━━━━━ Exercise input ━━━━━

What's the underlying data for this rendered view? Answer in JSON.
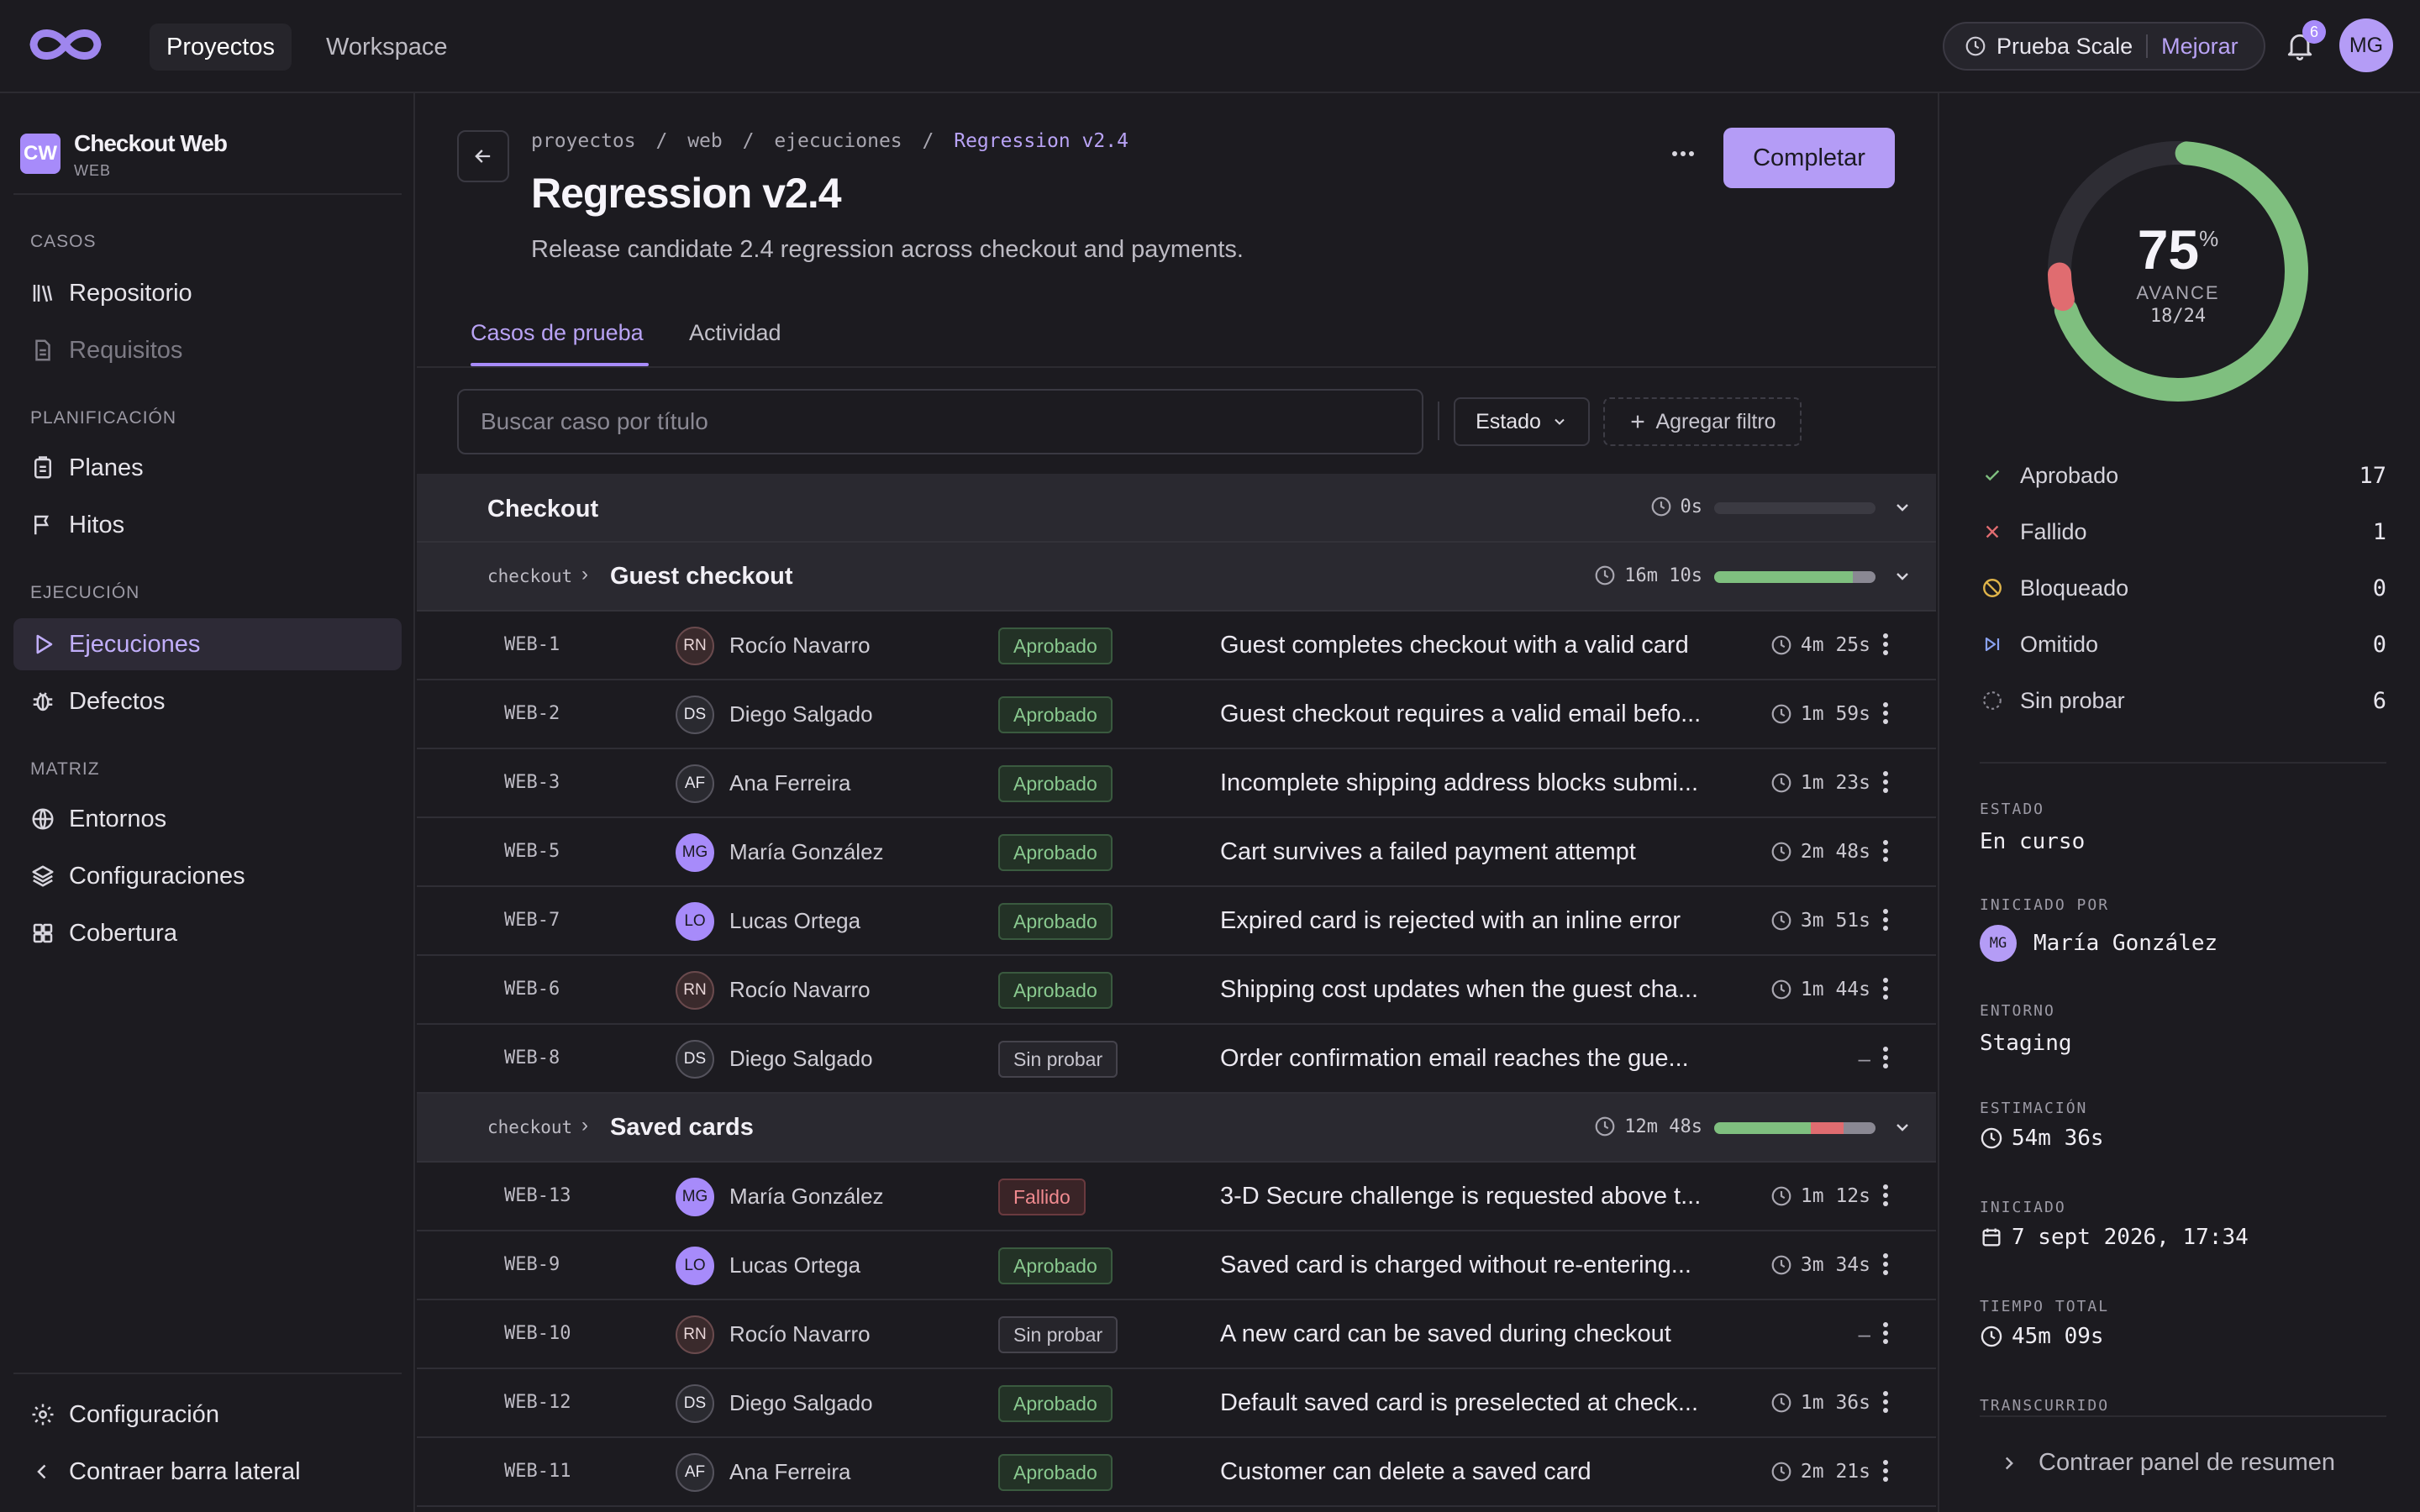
{
  "topbar": {
    "nav": [
      "Proyectos",
      "Workspace"
    ],
    "trial_label": "Prueba Scale",
    "upgrade_label": "Mejorar",
    "notif_count": "6",
    "user_initials": "MG"
  },
  "sidebar": {
    "project": {
      "initials": "CW",
      "name": "Checkout Web",
      "type": "WEB"
    },
    "sections": [
      {
        "title": "CASOS",
        "items": [
          "Repositorio",
          "Requisitos"
        ]
      },
      {
        "title": "PLANIFICACIÓN",
        "items": [
          "Planes",
          "Hitos"
        ]
      },
      {
        "title": "EJECUCIÓN",
        "items": [
          "Ejecuciones",
          "Defectos"
        ]
      },
      {
        "title": "MATRIZ",
        "items": [
          "Entornos",
          "Configuraciones",
          "Cobertura"
        ]
      }
    ],
    "footer": {
      "settings": "Configuración",
      "collapse": "Contraer barra lateral"
    }
  },
  "run": {
    "breadcrumb": [
      "proyectos",
      "web",
      "ejecuciones",
      "Regression v2.4"
    ],
    "breadcrumb_sep": "/",
    "title": "Regression v2.4",
    "description": "Release candidate 2.4 regression across checkout and payments.",
    "complete_label": "Completar"
  },
  "tabs": [
    "Casos de prueba",
    "Actividad"
  ],
  "filters": {
    "search_placeholder": "Buscar caso por título",
    "status_label": "Estado",
    "add_filter_label": "Agregar filtro"
  },
  "colors": {
    "accent": "#a78bfa",
    "passed": "#7fbf7f",
    "failed": "#e06c70",
    "untested": "#8a8893"
  },
  "groups": {
    "root": {
      "title": "Checkout",
      "time": "0s",
      "progress": {
        "passed": 0,
        "failed": 0,
        "untested": 0
      }
    },
    "guest": {
      "path": "checkout",
      "title": "Guest checkout",
      "time": "16m 10s",
      "progress": {
        "passed": 6,
        "failed": 0,
        "untested": 1
      }
    },
    "saved": {
      "path": "checkout",
      "title": "Saved cards",
      "time": "12m 48s",
      "progress": {
        "passed": 3,
        "failed": 1,
        "untested": 1
      }
    }
  },
  "guest_cases": [
    {
      "id": "WEB-1",
      "initials": "RN",
      "assignee": "Rocío Navarro",
      "status": "Aprobado",
      "title": "Guest completes checkout with a valid card",
      "time": "4m 25s"
    },
    {
      "id": "WEB-2",
      "initials": "DS",
      "assignee": "Diego Salgado",
      "status": "Aprobado",
      "title": "Guest checkout requires a valid email befo...",
      "time": "1m 59s"
    },
    {
      "id": "WEB-3",
      "initials": "AF",
      "assignee": "Ana Ferreira",
      "status": "Aprobado",
      "title": "Incomplete shipping address blocks submi...",
      "time": "1m 23s"
    },
    {
      "id": "WEB-5",
      "initials": "MG",
      "assignee": "María González",
      "status": "Aprobado",
      "title": "Cart survives a failed payment attempt",
      "time": "2m 48s"
    },
    {
      "id": "WEB-7",
      "initials": "LO",
      "assignee": "Lucas Ortega",
      "status": "Aprobado",
      "title": "Expired card is rejected with an inline error",
      "time": "3m 51s"
    },
    {
      "id": "WEB-6",
      "initials": "RN",
      "assignee": "Rocío Navarro",
      "status": "Aprobado",
      "title": "Shipping cost updates when the guest cha...",
      "time": "1m 44s"
    },
    {
      "id": "WEB-8",
      "initials": "DS",
      "assignee": "Diego Salgado",
      "status": "Sin probar",
      "title": "Order confirmation email reaches the gue...",
      "time": "–"
    }
  ],
  "saved_cases": [
    {
      "id": "WEB-13",
      "initials": "MG",
      "assignee": "María González",
      "status": "Fallido",
      "title": "3-D Secure challenge is requested above t...",
      "time": "1m 12s"
    },
    {
      "id": "WEB-9",
      "initials": "LO",
      "assignee": "Lucas Ortega",
      "status": "Aprobado",
      "title": "Saved card is charged without re-entering...",
      "time": "3m 34s"
    },
    {
      "id": "WEB-10",
      "initials": "RN",
      "assignee": "Rocío Navarro",
      "status": "Sin probar",
      "title": "A new card can be saved during checkout",
      "time": "–"
    },
    {
      "id": "WEB-12",
      "initials": "DS",
      "assignee": "Diego Salgado",
      "status": "Aprobado",
      "title": "Default saved card is preselected at check...",
      "time": "1m 36s"
    },
    {
      "id": "WEB-11",
      "initials": "AF",
      "assignee": "Ana Ferreira",
      "status": "Aprobado",
      "title": "Customer can delete a saved card",
      "time": "2m 21s"
    }
  ],
  "summary": {
    "percent": "75",
    "percent_sign": "%",
    "progress_label": "AVANCE",
    "fraction": "18/24",
    "stats": [
      {
        "label": "Aprobado",
        "count": "17",
        "icon": "check-icon"
      },
      {
        "label": "Fallido",
        "count": "1",
        "icon": "x-icon"
      },
      {
        "label": "Bloqueado",
        "count": "0",
        "icon": "blocked-icon"
      },
      {
        "label": "Omitido",
        "count": "0",
        "icon": "skip-icon"
      },
      {
        "label": "Sin probar",
        "count": "6",
        "icon": "dashed-circle-icon"
      }
    ],
    "meta": {
      "estado_label": "ESTADO",
      "estado": "En curso",
      "started_by_label": "INICIADO POR",
      "started_by_initials": "MG",
      "started_by": "María González",
      "env_label": "ENTORNO",
      "env": "Staging",
      "estimate_label": "ESTIMACIÓN",
      "estimate": "54m 36s",
      "started_label": "INICIADO",
      "started": "7 sept 2026, 17:34",
      "total_label": "TIEMPO TOTAL",
      "total": "45m 09s",
      "elapsed_label": "TRANSCURRIDO"
    },
    "collapse_label": "Contraer panel de resumen"
  }
}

━━━━━

**What the task requires:**
Track down every line holding the string "icon" and copy it.

**Task solution:**
        "icon": "check-icon"
        "icon": "x-icon"
        "icon": "blocked-icon"
        "icon": "skip-icon"
        "icon": "dashed-circle-icon"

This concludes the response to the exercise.